The new series will also feature teams owned by seven times Formula One world champion Lewis Hamilton, Button's former McLaren team mate, and Mercedes' 2016 world champion Nico Rosberg. Neither will be driving, however.

American track rivals Chip Ganassi Racing, sponsored by General Motors' GMC, and Andretti Autosport will also be there, racing in environmentally-damaged parts of the planet to highlight the effects of climate change.

The five round series of short races will feature a male and female driver in every team, with women and men competing against each other.

"There's a lot of talented women out there and it’s nice to see that they are at the forefront now and in a category that’s very competitive," said Button.

"Also I love what Extreme E is doing, running these electric vehicles in places that have been seriously affected by climate change... we’re not going to change the world by driving there, it’s about bringing awareness to those areas.
:::
▶ [ACTIONS TO TAKE]:
A - According to the Extreme E article, which drivers will every team include?
B - Write the next part of the Extreme E article, picking up after its last sentence.
The data after this text has no role in this work.

Box annotation data
:::
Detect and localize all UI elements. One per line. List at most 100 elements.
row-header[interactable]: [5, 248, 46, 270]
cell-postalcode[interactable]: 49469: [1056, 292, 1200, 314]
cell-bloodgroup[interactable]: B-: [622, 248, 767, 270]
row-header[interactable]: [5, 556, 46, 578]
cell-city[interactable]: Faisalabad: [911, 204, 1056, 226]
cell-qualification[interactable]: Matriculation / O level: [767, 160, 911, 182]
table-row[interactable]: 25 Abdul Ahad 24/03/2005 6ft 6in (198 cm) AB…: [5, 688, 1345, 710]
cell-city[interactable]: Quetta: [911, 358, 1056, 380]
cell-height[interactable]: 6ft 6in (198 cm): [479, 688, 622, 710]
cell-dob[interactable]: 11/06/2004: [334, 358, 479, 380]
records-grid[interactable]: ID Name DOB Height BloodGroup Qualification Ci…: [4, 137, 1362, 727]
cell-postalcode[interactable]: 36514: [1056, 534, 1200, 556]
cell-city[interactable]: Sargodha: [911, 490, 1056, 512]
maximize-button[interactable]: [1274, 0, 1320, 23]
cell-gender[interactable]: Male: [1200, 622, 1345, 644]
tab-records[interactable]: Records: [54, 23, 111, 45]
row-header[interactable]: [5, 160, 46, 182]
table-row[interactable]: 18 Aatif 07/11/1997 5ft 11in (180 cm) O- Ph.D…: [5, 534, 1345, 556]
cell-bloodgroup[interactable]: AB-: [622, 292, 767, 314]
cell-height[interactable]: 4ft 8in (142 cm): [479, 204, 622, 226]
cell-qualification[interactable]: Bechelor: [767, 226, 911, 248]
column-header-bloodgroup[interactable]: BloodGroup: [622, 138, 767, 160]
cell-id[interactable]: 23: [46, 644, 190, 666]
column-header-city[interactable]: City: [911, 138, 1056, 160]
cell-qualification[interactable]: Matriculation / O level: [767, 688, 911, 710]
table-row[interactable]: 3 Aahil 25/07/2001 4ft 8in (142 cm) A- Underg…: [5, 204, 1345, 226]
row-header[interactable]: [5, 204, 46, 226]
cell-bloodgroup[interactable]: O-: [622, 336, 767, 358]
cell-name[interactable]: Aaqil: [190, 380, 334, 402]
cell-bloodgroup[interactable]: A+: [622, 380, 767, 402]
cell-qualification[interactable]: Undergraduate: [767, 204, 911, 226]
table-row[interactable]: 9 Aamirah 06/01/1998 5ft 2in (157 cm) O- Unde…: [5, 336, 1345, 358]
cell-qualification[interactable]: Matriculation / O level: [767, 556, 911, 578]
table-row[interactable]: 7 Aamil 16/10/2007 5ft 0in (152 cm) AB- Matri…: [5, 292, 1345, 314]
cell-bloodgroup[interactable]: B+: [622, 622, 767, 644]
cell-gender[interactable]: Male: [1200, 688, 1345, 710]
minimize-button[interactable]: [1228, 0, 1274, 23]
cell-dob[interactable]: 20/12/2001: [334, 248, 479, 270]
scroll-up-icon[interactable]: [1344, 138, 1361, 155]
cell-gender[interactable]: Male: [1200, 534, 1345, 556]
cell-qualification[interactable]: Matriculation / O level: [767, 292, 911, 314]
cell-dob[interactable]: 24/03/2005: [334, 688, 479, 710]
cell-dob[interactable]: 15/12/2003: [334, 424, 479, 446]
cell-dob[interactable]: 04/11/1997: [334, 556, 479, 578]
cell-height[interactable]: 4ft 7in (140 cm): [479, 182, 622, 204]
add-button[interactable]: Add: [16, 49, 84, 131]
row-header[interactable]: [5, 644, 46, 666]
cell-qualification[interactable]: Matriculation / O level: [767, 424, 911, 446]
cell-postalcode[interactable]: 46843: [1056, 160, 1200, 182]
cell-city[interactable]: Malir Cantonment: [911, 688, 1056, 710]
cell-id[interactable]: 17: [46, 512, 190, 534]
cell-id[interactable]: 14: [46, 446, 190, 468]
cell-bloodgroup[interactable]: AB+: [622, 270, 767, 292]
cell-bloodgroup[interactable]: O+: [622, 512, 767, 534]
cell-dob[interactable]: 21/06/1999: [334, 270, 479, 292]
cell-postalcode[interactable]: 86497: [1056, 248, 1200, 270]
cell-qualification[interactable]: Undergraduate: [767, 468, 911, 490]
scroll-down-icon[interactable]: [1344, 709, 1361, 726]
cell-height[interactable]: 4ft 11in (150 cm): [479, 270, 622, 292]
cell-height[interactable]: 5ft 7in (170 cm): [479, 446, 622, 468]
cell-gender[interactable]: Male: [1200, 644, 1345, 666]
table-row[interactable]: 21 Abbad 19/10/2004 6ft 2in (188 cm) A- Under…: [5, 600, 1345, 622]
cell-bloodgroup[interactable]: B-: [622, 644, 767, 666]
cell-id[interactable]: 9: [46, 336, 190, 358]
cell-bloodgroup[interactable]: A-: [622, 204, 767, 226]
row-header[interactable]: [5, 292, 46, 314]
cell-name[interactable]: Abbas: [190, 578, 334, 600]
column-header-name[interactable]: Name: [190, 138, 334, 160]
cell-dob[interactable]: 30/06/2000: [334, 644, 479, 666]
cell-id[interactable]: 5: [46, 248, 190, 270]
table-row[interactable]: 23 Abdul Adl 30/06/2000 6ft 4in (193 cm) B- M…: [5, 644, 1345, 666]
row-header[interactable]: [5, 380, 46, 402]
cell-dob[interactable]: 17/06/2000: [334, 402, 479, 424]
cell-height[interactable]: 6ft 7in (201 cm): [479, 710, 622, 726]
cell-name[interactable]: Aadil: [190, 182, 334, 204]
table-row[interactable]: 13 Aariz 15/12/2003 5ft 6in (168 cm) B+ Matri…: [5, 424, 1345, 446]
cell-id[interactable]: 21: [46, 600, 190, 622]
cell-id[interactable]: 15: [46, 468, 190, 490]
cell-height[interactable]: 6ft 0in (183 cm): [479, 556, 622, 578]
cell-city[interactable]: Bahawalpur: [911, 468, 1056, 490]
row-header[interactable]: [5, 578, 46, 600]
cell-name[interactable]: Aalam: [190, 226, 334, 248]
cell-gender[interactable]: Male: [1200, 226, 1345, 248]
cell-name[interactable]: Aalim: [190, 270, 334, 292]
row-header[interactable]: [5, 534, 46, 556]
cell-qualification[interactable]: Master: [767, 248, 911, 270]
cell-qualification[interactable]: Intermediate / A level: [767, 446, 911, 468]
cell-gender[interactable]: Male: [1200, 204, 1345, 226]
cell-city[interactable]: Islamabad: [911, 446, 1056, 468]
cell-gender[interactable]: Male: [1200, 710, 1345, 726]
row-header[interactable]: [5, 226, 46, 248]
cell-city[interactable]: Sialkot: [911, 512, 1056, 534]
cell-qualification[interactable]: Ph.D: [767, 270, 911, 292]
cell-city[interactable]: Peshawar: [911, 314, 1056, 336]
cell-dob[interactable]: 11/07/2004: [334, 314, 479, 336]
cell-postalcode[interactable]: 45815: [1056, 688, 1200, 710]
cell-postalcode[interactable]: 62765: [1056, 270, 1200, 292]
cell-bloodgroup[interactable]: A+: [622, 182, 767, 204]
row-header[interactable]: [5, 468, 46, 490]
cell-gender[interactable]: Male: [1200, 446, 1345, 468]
:::
▶ [TASK RESULTS]:
A - A male and a female driver.

B -
"For me as a racing driver I’m going there to have fun and race against the best in off-roading and I really think it will be a pretty cool spectacle."

For Button, going off-road also takes him full circle to his youth when his late and much-missed father John raced in rallycross.

"I used to love watching the old boy race in rallycross. He used to race a Beetle, rear-wheel drive," he recalled. "I loved it and he was so good at drifting a car and then VW said he had to drive a Golf which he didn’t like as it was front-wheel drive.

"He was a good drifter and much better than I am but I can learn and hopefully he passed that down. I’m still yet to see, but I’m hoping he has."